(What is being asked) Please repeat each line of the items below word for word, leaving the pictures out of your answer.
'''
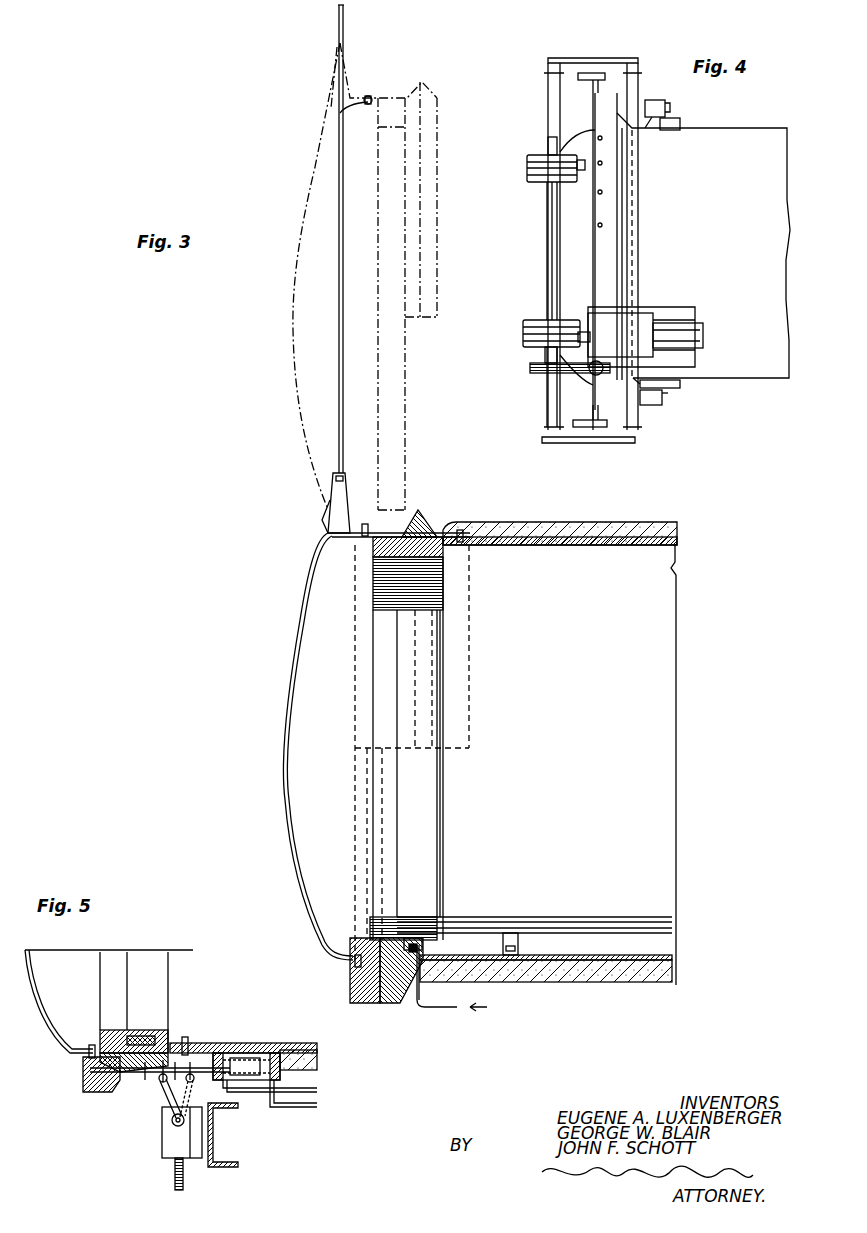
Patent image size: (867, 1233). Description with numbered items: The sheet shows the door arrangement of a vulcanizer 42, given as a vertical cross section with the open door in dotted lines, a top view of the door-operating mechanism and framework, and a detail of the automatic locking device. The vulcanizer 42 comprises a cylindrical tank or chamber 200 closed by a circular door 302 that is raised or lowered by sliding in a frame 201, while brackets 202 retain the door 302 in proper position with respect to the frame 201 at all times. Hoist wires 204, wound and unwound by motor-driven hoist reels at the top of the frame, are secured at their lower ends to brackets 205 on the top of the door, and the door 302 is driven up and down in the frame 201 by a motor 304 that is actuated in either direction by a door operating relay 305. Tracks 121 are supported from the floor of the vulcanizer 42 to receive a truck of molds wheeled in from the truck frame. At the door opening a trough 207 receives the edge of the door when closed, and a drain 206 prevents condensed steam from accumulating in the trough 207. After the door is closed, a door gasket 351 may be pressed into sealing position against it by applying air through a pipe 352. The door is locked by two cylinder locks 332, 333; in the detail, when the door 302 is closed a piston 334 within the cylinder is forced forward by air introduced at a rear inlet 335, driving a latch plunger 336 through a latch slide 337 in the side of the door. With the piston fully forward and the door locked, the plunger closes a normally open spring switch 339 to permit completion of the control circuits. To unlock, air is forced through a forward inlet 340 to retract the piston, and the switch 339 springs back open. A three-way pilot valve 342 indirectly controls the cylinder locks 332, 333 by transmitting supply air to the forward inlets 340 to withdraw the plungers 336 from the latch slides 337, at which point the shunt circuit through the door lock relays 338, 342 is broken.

In FIG. 3, the vulcanizer 42 is at (614, 522).
In FIG. 3, the tracks 121 is at (655, 925).
In FIG. 3, the cylindrical tank 200 is at (671, 662).
In FIG. 4, the frame 201 is at (566, 64).
In FIG. 4, the brackets 202 is at (596, 108).
In FIG. 3, the hoist wires 204 is at (339, 333).
In FIG. 4, the hoist wires 204 is at (523, 334).
In FIG. 3, the brackets 205 is at (328, 502).
In FIG. 4, the brackets 205 is at (581, 332).
In FIG. 3, the drain 206 is at (378, 1003).
In FIG. 3, the trough 207 is at (395, 985).
In FIG. 3, the door 302 is at (315, 168).
In FIG. 5, the door 302 is at (36, 1040).
In FIG. 4, the motor 304 is at (703, 336).
In FIG. 4, the door operating relay 305 is at (641, 320).
In FIG. 4, the cylinder lock 332 is at (681, 124).
In FIG. 5, the cylinder lock 332 is at (250, 1060).
In FIG. 4, the cylinder lock 333 is at (681, 385).
In FIG. 5, the piston 334 is at (232, 1046).
In FIG. 5, the rear inlet 335 is at (316, 1110).
In FIG. 5, the latch plunger 336 is at (140, 1085).
In FIG. 5, the latch slide 337 is at (83, 1075).
In FIG. 5, the door lock relay 338 is at (184, 1038).
In FIG. 4, the spring switch 339 is at (653, 100).
In FIG. 5, the spring switch 339 is at (162, 1147).
In FIG. 5, the forward inlet 340 is at (289, 1081).
In FIG. 4, the three-way pilot valve 342 is at (655, 406).
In FIG. 3, the door gasket 351 is at (413, 940).
In FIG. 3, the pipe 352 is at (428, 1012).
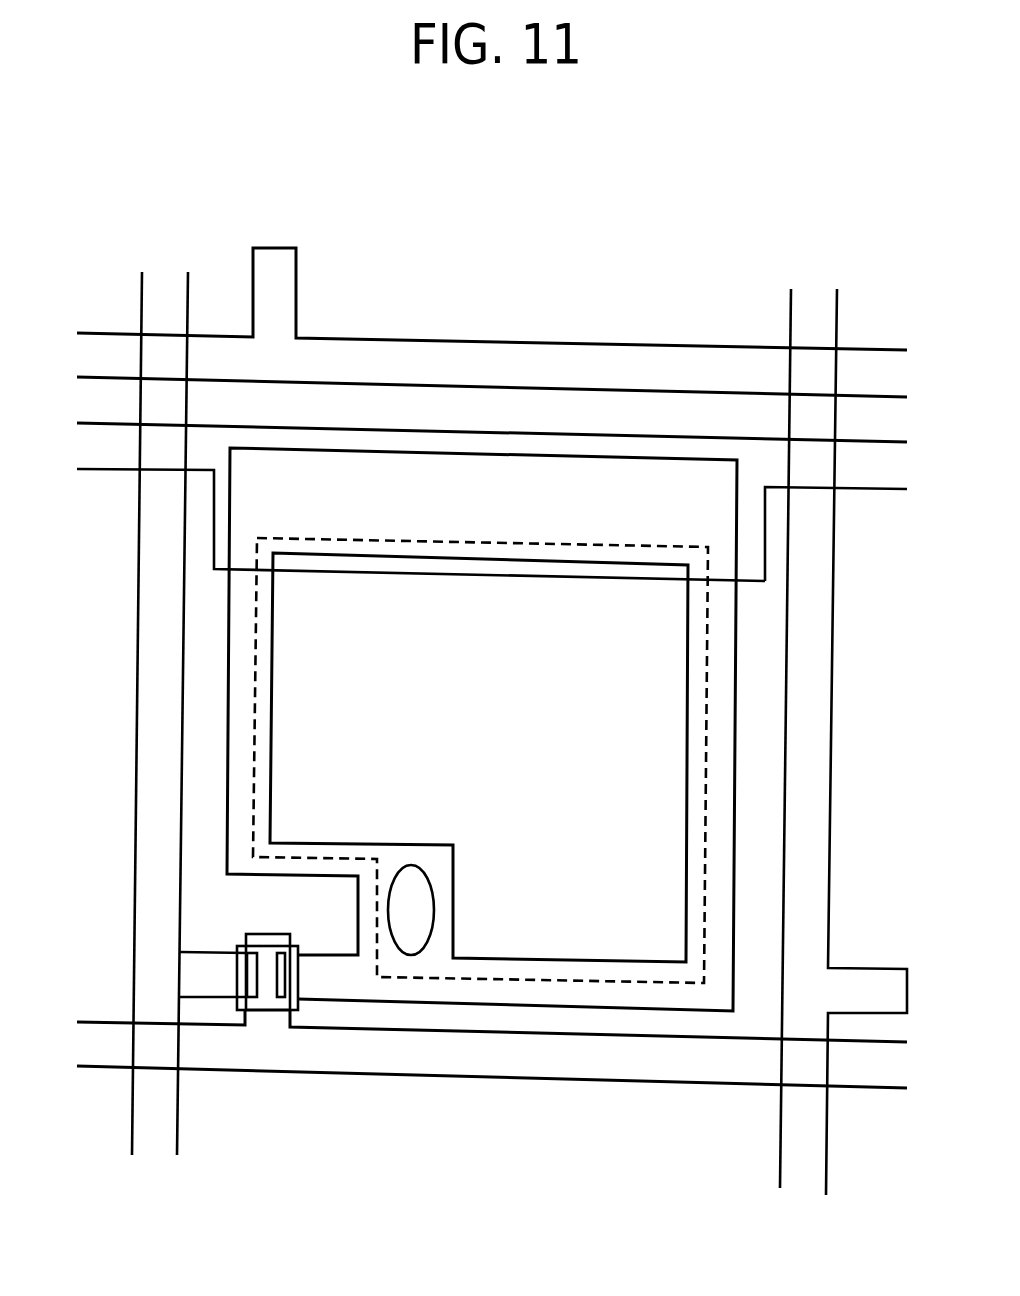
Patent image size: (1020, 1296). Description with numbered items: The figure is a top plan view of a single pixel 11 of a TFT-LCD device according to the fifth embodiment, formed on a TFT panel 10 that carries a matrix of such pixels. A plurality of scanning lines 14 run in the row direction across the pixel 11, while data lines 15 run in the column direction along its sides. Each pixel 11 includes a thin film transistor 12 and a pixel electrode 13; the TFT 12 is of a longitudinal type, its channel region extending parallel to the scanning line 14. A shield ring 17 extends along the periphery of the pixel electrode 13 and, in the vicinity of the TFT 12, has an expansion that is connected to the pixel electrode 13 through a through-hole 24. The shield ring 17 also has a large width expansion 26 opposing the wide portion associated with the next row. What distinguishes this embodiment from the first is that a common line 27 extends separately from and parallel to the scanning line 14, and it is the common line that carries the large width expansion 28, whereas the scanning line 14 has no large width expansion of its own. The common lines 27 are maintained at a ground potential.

The TFT panel 10 is at (680, 225).
The pixel 11 is at (584, 335).
The thin film transistor 12 is at (308, 1008).
The pixel electrode 13 is at (708, 724).
The scanning line 14 is at (878, 350).
The data line 15 is at (136, 740).
The shield ring 17 is at (737, 668).
The through-hole 24 is at (410, 956).
The large width expansion 26 is at (605, 566).
The common line 27 is at (865, 489).
The large width expansion 28 is at (214, 537).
'''
(Final result)
Patent image size: (867, 1233). Description with numbered items: The sheet shows the door arrangement of a vulcanizer 42, given as a vertical cross section with the open door in dotted lines, a top view of the door-operating mechanism and framework, and a detail of the automatic locking device. The vulcanizer 42 comprises a cylindrical tank or chamber 200 closed by a circular door 302 that is raised or lowered by sliding in a frame 201, while brackets 202 retain the door 302 in proper position with respect to the frame 201 at all times. Hoist wires 204, wound and unwound by motor-driven hoist reels at the top of the frame, are secured at their lower ends to brackets 205 on the top of the door, and the door 302 is driven up and down in the frame 201 by a motor 304 that is actuated in either direction by a door operating relay 305. Tracks 121 are supported from the floor of the vulcanizer 42 to receive a truck of molds wheeled in from the truck frame. At the door opening a trough 207 receives the edge of the door when closed, and a drain 206 prevents condensed steam from accumulating in the trough 207. After the door is closed, a door gasket 351 may be pressed into sealing position against it by applying air through a pipe 352. The door is locked by two cylinder locks 332, 333; in the detail, when the door 302 is closed a piston 334 within the cylinder is forced forward by air introduced at a rear inlet 335, driving a latch plunger 336 through a latch slide 337 in the side of the door. With the piston fully forward and the door locked, the plunger closes a normally open spring switch 339 to permit completion of the control circuits. To unlock, air is forced through a forward inlet 340 to retract the piston, and the switch 339 springs back open. A three-way pilot valve 342 indirectly controls the cylinder locks 332, 333 by transmitting supply air to the forward inlets 340 to withdraw the plungers 336 from the latch slides 337, at which point the shunt circuit through the door lock relays 338, 342 is broken.

In FIG. 3, the vulcanizer 42 is at (614, 522).
In FIG. 3, the tracks 121 is at (655, 925).
In FIG. 3, the cylindrical tank 200 is at (671, 662).
In FIG. 4, the frame 201 is at (566, 64).
In FIG. 4, the brackets 202 is at (596, 108).
In FIG. 3, the hoist wires 204 is at (339, 333).
In FIG. 4, the hoist wires 204 is at (523, 334).
In FIG. 3, the brackets 205 is at (328, 502).
In FIG. 4, the brackets 205 is at (581, 332).
In FIG. 3, the drain 206 is at (378, 1003).
In FIG. 3, the trough 207 is at (395, 985).
In FIG. 3, the door 302 is at (315, 168).
In FIG. 5, the door 302 is at (36, 1040).
In FIG. 4, the motor 304 is at (703, 336).
In FIG. 4, the door operating relay 305 is at (641, 320).
In FIG. 4, the cylinder lock 332 is at (681, 124).
In FIG. 5, the cylinder lock 332 is at (250, 1060).
In FIG. 4, the cylinder lock 333 is at (681, 385).
In FIG. 5, the piston 334 is at (232, 1046).
In FIG. 5, the rear inlet 335 is at (316, 1110).
In FIG. 5, the latch plunger 336 is at (140, 1085).
In FIG. 5, the latch slide 337 is at (83, 1075).
In FIG. 5, the door lock relay 338 is at (184, 1038).
In FIG. 4, the spring switch 339 is at (653, 100).
In FIG. 5, the spring switch 339 is at (162, 1147).
In FIG. 5, the forward inlet 340 is at (289, 1081).
In FIG. 4, the three-way pilot valve 342 is at (655, 406).
In FIG. 3, the door gasket 351 is at (413, 940).
In FIG. 3, the pipe 352 is at (428, 1012).
Patent image size: (1020, 1296). Description with numbered items: The figure is a top plan view of a single pixel 11 of a TFT-LCD device according to the fifth embodiment, formed on a TFT panel 10 that carries a matrix of such pixels. A plurality of scanning lines 14 run in the row direction across the pixel 11, while data lines 15 run in the column direction along its sides. Each pixel 11 includes a thin film transistor 12 and a pixel electrode 13; the TFT 12 is of a longitudinal type, its channel region extending parallel to the scanning line 14. A shield ring 17 extends along the periphery of the pixel electrode 13 and, in the vicinity of the TFT 12, has an expansion that is connected to the pixel electrode 13 through a through-hole 24. The shield ring 17 also has a large width expansion 26 opposing the wide portion associated with the next row. What distinguishes this embodiment from the first is that a common line 27 extends separately from and parallel to the scanning line 14, and it is the common line that carries the large width expansion 28, whereas the scanning line 14 has no large width expansion of its own. The common lines 27 are maintained at a ground potential.

The TFT panel 10 is at (680, 225).
The pixel 11 is at (584, 335).
The thin film transistor 12 is at (308, 1008).
The pixel electrode 13 is at (708, 724).
The scanning line 14 is at (878, 350).
The data line 15 is at (136, 740).
The shield ring 17 is at (737, 668).
The through-hole 24 is at (410, 956).
The large width expansion 26 is at (605, 566).
The common line 27 is at (865, 489).
The large width expansion 28 is at (214, 537).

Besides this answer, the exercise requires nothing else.